#### Objective:
Select, from the data, each line where "обучението" occurs.

Saved entries

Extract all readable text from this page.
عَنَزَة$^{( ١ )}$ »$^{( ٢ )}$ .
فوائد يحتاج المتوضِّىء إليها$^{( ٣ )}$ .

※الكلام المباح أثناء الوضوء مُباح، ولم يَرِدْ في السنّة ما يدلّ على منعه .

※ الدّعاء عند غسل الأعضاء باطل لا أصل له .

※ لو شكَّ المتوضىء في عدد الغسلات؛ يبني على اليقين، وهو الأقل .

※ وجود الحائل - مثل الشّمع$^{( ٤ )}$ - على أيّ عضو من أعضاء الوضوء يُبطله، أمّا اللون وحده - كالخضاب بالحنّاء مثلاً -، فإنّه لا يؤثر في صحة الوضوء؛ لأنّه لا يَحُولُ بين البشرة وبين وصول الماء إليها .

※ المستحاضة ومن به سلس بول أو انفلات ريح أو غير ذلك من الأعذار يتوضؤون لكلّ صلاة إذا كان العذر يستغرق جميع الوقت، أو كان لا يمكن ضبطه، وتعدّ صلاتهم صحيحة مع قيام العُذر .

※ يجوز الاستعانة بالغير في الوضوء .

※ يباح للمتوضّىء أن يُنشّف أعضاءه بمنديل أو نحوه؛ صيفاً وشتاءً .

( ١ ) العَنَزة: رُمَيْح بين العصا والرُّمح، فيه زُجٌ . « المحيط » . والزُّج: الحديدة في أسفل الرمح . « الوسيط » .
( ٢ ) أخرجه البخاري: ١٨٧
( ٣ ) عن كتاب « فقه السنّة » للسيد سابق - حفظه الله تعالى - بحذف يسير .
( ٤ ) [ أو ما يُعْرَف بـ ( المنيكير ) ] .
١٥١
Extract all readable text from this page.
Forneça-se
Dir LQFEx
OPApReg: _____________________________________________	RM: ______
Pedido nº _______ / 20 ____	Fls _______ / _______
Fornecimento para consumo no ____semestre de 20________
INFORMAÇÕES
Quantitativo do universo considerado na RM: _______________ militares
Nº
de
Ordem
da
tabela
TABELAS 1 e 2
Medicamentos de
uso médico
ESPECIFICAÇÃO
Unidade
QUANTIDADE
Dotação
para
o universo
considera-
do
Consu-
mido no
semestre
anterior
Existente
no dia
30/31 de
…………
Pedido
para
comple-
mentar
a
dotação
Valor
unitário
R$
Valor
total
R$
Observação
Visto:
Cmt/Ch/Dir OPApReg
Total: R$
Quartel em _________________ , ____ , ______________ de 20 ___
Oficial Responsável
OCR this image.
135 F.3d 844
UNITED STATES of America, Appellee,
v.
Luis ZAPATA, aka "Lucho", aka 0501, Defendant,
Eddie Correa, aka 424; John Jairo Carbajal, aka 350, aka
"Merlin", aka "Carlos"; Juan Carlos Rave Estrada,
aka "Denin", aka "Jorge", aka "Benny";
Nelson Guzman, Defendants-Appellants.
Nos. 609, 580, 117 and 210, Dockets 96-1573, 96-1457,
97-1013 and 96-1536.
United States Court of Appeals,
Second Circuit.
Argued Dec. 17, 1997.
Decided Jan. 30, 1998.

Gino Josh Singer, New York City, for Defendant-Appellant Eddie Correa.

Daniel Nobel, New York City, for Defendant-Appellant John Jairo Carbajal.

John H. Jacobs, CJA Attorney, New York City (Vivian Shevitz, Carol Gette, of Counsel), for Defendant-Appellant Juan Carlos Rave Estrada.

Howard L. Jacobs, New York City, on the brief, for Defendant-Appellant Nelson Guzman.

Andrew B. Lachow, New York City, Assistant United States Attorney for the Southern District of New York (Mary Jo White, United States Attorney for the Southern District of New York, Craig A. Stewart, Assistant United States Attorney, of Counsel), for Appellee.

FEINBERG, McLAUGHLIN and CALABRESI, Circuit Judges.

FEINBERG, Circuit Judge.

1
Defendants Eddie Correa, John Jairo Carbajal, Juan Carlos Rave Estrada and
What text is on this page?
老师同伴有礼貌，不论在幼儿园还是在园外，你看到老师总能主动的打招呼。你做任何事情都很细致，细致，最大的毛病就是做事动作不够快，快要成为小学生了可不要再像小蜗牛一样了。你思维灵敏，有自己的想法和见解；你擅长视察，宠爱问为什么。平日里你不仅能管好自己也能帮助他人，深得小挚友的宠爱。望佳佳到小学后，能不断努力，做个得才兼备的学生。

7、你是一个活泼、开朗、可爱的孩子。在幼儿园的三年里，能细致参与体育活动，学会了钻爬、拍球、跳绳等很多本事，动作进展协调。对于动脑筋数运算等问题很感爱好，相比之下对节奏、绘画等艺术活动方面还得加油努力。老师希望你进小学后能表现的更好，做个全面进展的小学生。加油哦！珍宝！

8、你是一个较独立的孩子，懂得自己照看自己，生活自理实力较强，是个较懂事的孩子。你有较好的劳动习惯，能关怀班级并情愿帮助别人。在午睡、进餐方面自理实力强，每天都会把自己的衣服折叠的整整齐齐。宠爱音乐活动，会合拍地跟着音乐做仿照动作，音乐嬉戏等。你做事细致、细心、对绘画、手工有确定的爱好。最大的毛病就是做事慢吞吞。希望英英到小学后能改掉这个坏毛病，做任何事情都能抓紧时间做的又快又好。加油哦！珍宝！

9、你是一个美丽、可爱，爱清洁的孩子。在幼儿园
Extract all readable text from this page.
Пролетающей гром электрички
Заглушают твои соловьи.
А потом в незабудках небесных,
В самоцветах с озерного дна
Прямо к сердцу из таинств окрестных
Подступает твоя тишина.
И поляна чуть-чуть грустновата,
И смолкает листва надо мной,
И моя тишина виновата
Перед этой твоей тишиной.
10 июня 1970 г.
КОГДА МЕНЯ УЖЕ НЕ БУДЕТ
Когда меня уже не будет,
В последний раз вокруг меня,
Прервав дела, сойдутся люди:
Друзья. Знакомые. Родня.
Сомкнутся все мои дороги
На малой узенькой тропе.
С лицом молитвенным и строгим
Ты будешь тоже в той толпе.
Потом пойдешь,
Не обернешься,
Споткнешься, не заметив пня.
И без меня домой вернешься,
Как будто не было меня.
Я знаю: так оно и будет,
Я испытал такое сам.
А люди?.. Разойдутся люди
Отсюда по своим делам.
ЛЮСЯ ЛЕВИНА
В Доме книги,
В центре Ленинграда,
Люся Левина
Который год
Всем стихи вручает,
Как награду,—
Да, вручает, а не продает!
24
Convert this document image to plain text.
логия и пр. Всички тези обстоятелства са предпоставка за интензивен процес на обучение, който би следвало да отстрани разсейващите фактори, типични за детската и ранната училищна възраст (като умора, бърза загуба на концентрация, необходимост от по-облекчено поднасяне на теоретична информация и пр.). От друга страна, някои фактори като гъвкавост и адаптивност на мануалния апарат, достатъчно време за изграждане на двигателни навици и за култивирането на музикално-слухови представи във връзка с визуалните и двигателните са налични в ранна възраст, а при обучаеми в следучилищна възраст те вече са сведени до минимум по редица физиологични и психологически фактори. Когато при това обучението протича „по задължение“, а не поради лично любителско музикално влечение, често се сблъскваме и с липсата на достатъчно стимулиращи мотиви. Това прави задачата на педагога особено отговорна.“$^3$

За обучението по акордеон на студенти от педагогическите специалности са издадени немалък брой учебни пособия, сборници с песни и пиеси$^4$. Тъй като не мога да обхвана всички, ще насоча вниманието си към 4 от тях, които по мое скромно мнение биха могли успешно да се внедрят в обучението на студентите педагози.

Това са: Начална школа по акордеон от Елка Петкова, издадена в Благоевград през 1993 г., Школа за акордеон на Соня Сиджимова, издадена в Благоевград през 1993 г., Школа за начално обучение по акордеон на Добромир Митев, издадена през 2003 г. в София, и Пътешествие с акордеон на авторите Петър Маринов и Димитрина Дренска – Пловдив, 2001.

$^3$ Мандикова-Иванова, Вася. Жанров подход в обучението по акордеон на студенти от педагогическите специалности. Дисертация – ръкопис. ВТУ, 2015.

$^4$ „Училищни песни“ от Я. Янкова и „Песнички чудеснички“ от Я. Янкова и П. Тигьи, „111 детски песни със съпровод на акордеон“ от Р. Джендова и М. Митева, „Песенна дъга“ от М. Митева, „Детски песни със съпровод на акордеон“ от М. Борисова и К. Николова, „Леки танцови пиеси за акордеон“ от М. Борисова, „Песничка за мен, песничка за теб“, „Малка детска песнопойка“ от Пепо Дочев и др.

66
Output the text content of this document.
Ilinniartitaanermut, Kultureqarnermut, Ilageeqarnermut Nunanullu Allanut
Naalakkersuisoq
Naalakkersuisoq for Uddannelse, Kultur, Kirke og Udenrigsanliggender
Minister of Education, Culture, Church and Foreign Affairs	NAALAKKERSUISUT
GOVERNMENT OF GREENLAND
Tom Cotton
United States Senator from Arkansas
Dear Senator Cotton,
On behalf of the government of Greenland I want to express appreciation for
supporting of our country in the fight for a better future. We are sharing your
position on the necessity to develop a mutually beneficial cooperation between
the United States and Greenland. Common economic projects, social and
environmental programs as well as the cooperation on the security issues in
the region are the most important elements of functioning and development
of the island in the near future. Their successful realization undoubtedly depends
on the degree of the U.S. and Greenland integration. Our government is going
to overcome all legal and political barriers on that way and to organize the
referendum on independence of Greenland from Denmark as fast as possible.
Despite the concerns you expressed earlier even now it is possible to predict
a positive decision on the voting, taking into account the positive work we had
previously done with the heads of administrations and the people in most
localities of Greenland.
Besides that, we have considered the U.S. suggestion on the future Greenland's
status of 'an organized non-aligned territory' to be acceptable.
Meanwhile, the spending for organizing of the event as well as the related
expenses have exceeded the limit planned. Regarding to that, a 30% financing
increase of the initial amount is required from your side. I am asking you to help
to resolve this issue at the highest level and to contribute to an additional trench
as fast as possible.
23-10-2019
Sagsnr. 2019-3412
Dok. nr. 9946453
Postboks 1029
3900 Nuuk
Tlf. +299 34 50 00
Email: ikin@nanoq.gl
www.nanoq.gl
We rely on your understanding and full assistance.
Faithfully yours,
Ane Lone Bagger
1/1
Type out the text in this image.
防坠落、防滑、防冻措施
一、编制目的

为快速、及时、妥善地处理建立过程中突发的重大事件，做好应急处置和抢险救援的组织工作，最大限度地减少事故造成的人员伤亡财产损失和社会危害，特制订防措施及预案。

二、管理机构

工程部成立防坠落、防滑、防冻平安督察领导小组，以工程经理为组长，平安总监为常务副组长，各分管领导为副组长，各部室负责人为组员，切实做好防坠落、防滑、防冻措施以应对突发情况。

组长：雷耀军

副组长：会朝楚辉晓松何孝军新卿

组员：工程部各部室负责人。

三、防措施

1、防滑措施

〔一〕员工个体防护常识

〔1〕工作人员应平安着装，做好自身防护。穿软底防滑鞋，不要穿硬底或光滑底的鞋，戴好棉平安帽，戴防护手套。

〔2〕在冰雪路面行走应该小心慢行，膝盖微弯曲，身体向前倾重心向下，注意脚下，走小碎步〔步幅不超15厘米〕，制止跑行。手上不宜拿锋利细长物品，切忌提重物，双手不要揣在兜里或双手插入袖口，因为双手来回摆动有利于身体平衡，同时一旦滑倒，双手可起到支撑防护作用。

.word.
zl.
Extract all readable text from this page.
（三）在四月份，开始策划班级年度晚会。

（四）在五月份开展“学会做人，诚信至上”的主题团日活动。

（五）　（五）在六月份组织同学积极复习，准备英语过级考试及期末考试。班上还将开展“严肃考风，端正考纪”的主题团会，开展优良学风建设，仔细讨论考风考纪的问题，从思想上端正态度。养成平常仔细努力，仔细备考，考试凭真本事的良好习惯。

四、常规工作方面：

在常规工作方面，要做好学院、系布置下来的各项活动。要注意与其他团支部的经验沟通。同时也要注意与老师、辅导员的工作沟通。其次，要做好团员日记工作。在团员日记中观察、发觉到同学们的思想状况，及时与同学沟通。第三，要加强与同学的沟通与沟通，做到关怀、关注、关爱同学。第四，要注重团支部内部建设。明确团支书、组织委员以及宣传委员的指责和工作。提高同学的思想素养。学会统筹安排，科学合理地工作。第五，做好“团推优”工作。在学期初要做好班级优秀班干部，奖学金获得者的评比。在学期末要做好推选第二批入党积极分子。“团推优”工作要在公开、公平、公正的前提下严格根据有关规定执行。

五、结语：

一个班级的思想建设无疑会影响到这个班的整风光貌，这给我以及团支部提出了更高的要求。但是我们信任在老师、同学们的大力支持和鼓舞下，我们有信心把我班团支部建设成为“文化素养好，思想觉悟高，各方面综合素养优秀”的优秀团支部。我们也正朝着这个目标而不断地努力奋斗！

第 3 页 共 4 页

#### Reply:
логия и пр. Всички тези обстоятелства са предпоставка за интензивен процес на обучение, който би следвало да отстрани разсейващите фактори, типични за детската и ранната училищна възраст (като умора, бърза загуба на концентрация, необходимост от по-облекчено поднасяне на теоретична информация и пр.). От друга страна, някои фактори като гъвкавост и адаптивност на мануалния апарат, достатъчно време за изграждане на двигателни навици и за култивирането на музикално-слухови представи във връзка с визуалните и двигателните са налични в ранна възраст, а при обучаеми в следучилищна възраст те вече са сведени до минимум по редица физиологични и психологически фактори. Когато при това обучението протича „по задължение“, а не поради лично любителско музикално влечение, често се сблъскваме и с липсата на достатъчно стимулиращи мотиви. Това прави задачата на педагога особено отговорна.“$^3$
За обучението по акордеон на студенти от педагогическите специалности са издадени немалък брой учебни пособия, сборници с песни и пиеси$^4$. Тъй като не мога да обхвана всички, ще насоча вниманието си към 4 от тях, които по мое скромно мнение биха могли успешно да се внедрят в обучението на студентите педагози.
$^3$ Мандикова-Иванова, Вася. Жанров подход в обучението по акордеон на студенти от педагогическите специалности. Дисертация – ръкопис. ВТУ, 2015.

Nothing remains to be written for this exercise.